__What to work on__.
Write out the full set of records below exactly.

__Information supplied__.

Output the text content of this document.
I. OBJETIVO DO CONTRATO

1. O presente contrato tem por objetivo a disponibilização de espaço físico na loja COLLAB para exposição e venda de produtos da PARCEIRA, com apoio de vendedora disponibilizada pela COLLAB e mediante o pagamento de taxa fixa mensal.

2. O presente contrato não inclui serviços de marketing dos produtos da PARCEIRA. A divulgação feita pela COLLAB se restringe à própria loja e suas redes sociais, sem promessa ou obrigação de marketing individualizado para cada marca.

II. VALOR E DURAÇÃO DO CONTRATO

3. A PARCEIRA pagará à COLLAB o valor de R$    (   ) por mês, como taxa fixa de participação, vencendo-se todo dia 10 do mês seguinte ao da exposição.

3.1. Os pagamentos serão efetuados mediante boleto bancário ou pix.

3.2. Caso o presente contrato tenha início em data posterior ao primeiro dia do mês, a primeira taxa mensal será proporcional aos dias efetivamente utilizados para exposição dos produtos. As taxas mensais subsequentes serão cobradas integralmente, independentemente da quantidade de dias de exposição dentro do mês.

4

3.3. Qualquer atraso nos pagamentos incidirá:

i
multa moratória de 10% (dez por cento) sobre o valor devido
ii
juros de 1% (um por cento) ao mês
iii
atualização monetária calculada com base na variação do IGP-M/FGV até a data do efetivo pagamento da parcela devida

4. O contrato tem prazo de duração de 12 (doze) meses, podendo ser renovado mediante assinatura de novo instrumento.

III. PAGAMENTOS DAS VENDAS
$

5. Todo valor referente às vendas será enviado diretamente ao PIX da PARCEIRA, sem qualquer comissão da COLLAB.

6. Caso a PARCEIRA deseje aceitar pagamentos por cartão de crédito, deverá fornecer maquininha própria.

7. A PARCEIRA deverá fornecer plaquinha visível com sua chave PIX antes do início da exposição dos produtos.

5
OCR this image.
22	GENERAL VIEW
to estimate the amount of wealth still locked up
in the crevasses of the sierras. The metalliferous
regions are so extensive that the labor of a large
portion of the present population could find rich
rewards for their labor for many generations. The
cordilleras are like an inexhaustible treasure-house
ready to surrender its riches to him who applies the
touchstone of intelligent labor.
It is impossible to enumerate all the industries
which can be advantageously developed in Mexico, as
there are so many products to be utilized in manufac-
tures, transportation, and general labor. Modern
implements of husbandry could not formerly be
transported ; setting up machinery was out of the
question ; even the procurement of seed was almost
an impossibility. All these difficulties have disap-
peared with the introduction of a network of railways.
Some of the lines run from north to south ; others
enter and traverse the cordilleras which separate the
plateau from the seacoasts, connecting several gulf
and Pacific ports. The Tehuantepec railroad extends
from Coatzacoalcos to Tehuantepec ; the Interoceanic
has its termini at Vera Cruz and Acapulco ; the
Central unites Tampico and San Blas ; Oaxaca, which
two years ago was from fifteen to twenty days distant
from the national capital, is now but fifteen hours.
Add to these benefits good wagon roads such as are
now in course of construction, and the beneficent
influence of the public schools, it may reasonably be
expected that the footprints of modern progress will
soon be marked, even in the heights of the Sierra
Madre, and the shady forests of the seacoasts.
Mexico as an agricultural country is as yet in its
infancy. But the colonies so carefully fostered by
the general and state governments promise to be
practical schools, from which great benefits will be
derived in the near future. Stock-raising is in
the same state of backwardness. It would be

__The result__.
Output the text content of this document.
I. OBJETIVO DO CONTRATO

1. O presente contrato tem por objetivo a disponibilização de espaço físico na loja COLLAB para exposição e venda de produtos da PARCEIRA, com apoio de vendedora disponibilizada pela COLLAB e mediante o pagamento de taxa fixa mensal.

2. O presente contrato não inclui serviços de marketing dos produtos da PARCEIRA. A divulgação feita pela COLLAB se restringe à própria loja e suas redes sociais, sem promessa ou obrigação de marketing individualizado para cada marca.

II. VALOR E DURAÇÃO DO CONTRATO

3. A PARCEIRA pagará à COLLAB o valor de R$    (   ) por mês, como taxa fixa de participação, vencendo-se todo dia 10 do mês seguinte ao da exposição.

3.1. Os pagamentos serão efetuados mediante boleto bancário ou pix.

3.2. Caso o presente contrato tenha início em data posterior ao primeiro dia do mês, a primeira taxa mensal será proporcional aos dias efetivamente utilizados para exposição dos produtos. As taxas mensais subsequentes serão cobradas integralmente, independentemente da quantidade de dias de exposição dentro do mês.

4

3.3. Qualquer atraso nos pagamentos incidirá:

i
multa moratória de 10% (dez por cento) sobre o valor devido
ii
juros de 1% (um por cento) ao mês
iii
atualização monetária calculada com base na variação do IGP-M/FGV até a data do efetivo pagamento da parcela devida

4. O contrato tem prazo de duração de 12 (doze) meses, podendo ser renovado mediante assinatura de novo instrumento.

III. PAGAMENTOS DAS VENDAS
$

5. Todo valor referente às vendas será enviado diretamente ao PIX da PARCEIRA, sem qualquer comissão da COLLAB.

6. Caso a PARCEIRA deseje aceitar pagamentos por cartão de crédito, deverá fornecer maquininha própria.

7. A PARCEIRA deverá fornecer plaquinha visível com sua chave PIX antes do início da exposição dos produtos.

5
OCR this image.
22	GENERAL VIEW
to estimate the amount of wealth still locked up
in the crevasses of the sierras. The metalliferous
regions are so extensive that the labor of a large
portion of the present population could find rich
rewards for their labor for many generations. The
cordilleras are like an inexhaustible treasure-house
ready to surrender its riches to him who applies the
touchstone of intelligent labor.
It is impossible to enumerate all the industries
which can be advantageously developed in Mexico, as
there are so many products to be utilized in manufac-
tures, transportation, and general labor. Modern
implements of husbandry could not formerly be
transported ; setting up machinery was out of the
question ; even the procurement of seed was almost
an impossibility. All these difficulties have disap-
peared with the introduction of a network of railways.
Some of the lines run from north to south ; others
enter and traverse the cordilleras which separate the
plateau from the seacoasts, connecting several gulf
and Pacific ports. The Tehuantepec railroad extends
from Coatzacoalcos to Tehuantepec ; the Interoceanic
has its termini at Vera Cruz and Acapulco ; the
Central unites Tampico and San Blas ; Oaxaca, which
two years ago was from fifteen to twenty days distant
from the national capital, is now but fifteen hours.
Add to these benefits good wagon roads such as are
now in course of construction, and the beneficent
influence of the public schools, it may reasonably be
expected that the footprints of modern progress will
soon be marked, even in the heights of the Sierra
Madre, and the shady forests of the seacoasts.
Mexico as an agricultural country is as yet in its
infancy. But the colonies so carefully fostered by
the general and state governments promise to be
practical schools, from which great benefits will be
derived in the near future. Stock-raising is in
the same state of backwardness. It would be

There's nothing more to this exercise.